## BEGIN

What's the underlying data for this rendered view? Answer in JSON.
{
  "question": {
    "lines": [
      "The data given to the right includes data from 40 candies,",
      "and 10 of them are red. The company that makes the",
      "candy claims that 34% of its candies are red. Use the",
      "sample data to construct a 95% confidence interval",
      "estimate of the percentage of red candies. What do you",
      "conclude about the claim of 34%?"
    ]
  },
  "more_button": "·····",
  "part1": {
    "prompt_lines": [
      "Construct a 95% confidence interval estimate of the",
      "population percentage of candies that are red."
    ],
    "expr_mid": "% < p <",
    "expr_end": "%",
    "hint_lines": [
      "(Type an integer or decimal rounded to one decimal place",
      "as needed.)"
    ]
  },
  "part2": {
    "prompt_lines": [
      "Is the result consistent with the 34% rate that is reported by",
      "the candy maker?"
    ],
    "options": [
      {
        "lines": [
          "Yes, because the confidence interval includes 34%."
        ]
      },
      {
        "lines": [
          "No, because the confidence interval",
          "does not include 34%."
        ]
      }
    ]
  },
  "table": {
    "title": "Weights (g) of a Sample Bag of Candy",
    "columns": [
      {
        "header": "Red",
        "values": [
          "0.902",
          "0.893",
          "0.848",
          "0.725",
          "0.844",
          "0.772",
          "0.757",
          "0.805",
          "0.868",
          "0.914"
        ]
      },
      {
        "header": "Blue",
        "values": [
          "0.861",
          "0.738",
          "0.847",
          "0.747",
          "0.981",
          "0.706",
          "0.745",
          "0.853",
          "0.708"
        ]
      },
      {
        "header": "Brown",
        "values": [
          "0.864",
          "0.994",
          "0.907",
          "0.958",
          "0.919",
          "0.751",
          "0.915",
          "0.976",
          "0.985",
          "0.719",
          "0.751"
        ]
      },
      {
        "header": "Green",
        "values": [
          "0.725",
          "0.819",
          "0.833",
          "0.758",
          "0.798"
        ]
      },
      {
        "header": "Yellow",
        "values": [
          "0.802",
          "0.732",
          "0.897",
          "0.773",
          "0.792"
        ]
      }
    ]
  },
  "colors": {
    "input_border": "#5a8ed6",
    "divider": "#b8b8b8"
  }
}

## END
## BEGIN

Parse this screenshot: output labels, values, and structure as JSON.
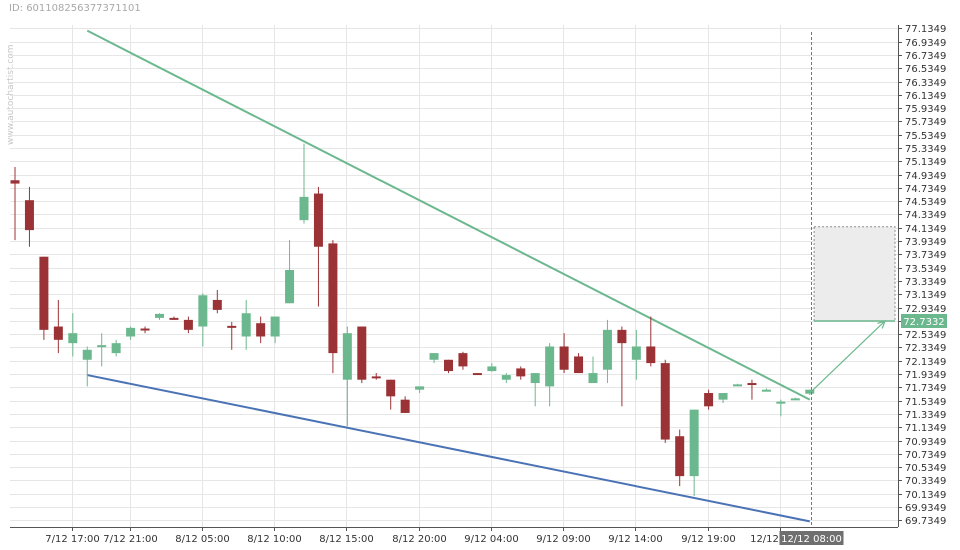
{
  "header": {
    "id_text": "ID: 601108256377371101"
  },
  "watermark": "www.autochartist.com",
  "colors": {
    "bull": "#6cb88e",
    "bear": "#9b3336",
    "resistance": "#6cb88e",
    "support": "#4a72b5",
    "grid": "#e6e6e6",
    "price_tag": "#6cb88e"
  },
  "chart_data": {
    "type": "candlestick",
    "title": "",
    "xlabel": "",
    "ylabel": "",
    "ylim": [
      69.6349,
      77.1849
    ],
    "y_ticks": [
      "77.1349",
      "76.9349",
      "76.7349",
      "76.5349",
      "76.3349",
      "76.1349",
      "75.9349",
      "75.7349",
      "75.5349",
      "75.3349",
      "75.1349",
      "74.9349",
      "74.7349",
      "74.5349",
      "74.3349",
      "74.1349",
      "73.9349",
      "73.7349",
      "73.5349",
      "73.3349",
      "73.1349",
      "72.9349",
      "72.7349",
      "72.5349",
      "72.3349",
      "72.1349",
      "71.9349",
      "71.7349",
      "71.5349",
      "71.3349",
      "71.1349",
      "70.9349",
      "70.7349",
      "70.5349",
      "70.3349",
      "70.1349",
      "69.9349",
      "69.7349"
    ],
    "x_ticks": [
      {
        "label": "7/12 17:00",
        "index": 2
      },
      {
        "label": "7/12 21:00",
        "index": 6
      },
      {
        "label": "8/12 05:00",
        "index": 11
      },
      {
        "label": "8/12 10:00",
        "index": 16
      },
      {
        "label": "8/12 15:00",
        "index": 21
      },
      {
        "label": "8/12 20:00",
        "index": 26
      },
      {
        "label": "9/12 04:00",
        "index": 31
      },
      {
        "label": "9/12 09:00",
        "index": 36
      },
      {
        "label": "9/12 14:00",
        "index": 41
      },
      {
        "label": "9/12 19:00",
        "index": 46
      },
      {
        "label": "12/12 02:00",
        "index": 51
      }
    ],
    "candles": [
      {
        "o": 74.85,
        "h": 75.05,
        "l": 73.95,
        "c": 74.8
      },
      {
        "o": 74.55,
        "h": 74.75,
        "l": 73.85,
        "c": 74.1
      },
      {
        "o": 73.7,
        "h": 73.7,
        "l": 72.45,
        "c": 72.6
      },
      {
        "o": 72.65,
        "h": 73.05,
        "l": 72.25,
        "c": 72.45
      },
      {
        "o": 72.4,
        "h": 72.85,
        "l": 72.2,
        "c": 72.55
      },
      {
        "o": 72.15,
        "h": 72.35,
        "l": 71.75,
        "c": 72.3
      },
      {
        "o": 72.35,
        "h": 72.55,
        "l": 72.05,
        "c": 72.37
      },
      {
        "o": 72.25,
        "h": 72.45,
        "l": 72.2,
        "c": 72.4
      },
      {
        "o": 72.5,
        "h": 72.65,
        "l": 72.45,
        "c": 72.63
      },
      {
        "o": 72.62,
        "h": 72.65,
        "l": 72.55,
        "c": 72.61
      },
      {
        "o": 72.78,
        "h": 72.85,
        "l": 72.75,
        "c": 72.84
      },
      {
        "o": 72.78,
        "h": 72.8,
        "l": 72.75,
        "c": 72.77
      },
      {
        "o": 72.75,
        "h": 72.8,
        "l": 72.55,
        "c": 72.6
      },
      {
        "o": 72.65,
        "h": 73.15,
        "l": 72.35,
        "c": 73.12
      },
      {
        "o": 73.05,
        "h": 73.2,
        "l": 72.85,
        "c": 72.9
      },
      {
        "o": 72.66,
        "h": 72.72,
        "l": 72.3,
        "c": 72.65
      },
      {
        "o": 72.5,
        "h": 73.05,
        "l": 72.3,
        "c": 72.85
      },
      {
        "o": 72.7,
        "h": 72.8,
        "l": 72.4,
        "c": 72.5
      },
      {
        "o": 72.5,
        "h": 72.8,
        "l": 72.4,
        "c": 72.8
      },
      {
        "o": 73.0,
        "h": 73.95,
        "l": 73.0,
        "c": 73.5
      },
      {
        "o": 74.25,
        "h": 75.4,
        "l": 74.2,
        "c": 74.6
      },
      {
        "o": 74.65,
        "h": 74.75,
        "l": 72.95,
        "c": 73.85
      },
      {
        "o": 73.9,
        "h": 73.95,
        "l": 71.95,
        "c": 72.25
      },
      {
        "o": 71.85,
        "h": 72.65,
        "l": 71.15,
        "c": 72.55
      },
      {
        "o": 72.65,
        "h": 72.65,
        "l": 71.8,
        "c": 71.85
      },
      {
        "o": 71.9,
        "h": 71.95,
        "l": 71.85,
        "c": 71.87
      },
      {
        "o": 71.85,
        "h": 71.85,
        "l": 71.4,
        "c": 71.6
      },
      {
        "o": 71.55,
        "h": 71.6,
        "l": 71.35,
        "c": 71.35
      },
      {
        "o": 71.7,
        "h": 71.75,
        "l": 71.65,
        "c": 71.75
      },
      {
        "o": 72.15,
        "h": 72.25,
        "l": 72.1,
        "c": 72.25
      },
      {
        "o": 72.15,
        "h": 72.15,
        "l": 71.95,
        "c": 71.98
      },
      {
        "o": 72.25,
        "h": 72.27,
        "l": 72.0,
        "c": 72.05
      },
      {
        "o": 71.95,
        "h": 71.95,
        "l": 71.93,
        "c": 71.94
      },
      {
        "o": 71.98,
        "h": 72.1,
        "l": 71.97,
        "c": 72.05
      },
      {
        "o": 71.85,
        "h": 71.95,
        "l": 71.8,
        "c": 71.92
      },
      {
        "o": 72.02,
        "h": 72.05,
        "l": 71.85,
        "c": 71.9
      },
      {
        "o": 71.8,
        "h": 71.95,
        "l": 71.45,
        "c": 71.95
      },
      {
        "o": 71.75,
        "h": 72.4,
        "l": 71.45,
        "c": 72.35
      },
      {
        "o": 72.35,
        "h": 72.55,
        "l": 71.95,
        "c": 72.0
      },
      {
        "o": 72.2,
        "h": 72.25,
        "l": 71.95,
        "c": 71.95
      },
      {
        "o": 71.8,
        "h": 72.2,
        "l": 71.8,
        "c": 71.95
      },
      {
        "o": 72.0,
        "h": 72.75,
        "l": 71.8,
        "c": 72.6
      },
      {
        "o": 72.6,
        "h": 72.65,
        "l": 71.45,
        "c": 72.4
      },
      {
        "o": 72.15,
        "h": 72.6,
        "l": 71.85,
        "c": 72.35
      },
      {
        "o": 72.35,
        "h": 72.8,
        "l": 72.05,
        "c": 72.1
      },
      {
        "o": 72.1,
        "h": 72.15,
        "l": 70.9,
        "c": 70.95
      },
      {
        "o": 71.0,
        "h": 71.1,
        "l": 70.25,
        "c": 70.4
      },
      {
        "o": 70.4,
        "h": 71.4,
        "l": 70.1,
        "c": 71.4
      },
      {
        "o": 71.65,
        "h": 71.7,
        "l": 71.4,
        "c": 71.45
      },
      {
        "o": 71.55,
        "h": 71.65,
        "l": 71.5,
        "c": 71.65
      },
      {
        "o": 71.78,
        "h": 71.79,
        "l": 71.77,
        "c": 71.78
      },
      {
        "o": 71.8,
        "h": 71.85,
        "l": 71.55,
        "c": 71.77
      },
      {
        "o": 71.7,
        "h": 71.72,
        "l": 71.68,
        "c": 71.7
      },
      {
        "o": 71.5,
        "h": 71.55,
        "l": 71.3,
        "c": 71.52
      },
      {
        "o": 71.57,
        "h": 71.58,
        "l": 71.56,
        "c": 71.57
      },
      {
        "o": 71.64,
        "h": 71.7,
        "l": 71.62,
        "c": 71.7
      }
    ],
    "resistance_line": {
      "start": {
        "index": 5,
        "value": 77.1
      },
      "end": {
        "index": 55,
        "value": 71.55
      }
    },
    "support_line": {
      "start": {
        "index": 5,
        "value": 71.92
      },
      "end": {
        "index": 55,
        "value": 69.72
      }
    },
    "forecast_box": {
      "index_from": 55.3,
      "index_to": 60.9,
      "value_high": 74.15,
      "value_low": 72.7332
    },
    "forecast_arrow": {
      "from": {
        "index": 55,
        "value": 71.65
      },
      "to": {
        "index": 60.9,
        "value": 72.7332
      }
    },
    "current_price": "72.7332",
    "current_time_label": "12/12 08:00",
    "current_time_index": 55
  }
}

## END
## BEGIN

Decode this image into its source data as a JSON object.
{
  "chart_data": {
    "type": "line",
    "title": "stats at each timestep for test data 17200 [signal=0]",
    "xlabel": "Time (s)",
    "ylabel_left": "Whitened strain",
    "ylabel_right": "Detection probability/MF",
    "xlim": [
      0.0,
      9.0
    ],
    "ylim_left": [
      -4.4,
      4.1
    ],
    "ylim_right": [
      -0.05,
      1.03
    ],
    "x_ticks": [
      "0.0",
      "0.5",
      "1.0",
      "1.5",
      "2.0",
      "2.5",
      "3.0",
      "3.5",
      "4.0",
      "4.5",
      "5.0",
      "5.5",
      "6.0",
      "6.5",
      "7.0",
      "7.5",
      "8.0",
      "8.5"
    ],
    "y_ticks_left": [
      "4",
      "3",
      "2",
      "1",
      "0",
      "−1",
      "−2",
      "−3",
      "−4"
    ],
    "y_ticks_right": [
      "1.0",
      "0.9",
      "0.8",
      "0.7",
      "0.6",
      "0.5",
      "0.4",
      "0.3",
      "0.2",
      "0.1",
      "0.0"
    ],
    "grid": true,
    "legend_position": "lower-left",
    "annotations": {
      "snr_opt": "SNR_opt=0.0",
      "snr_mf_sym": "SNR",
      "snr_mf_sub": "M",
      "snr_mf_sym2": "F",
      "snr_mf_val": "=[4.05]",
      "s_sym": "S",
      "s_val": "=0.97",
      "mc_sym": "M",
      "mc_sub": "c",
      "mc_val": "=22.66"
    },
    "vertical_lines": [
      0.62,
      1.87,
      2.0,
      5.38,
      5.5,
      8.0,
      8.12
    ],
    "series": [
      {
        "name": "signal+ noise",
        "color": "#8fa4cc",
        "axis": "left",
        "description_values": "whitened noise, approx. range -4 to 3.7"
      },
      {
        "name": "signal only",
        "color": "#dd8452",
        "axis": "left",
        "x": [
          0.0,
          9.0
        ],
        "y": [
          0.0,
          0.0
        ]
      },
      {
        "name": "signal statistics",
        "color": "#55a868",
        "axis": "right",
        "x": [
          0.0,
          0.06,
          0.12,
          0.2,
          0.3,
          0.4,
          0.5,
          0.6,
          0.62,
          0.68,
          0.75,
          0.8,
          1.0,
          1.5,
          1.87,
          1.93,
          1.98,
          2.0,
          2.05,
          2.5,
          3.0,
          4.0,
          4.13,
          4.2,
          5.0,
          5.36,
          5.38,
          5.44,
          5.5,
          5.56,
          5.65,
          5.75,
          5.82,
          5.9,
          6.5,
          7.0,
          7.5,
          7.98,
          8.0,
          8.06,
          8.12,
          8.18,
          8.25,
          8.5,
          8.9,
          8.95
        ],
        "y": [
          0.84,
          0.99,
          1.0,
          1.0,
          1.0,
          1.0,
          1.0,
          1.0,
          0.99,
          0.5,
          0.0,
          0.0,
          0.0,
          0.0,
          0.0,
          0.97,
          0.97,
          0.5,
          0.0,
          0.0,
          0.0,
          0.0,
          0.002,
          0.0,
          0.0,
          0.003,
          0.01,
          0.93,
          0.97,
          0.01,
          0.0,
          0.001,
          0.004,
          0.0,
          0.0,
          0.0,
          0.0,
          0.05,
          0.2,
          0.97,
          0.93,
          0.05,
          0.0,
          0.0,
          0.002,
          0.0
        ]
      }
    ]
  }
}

## END

> [Work instructions]: Count how many lines above include the word "percentage" and answer with that figure only.

> [The answer]: 2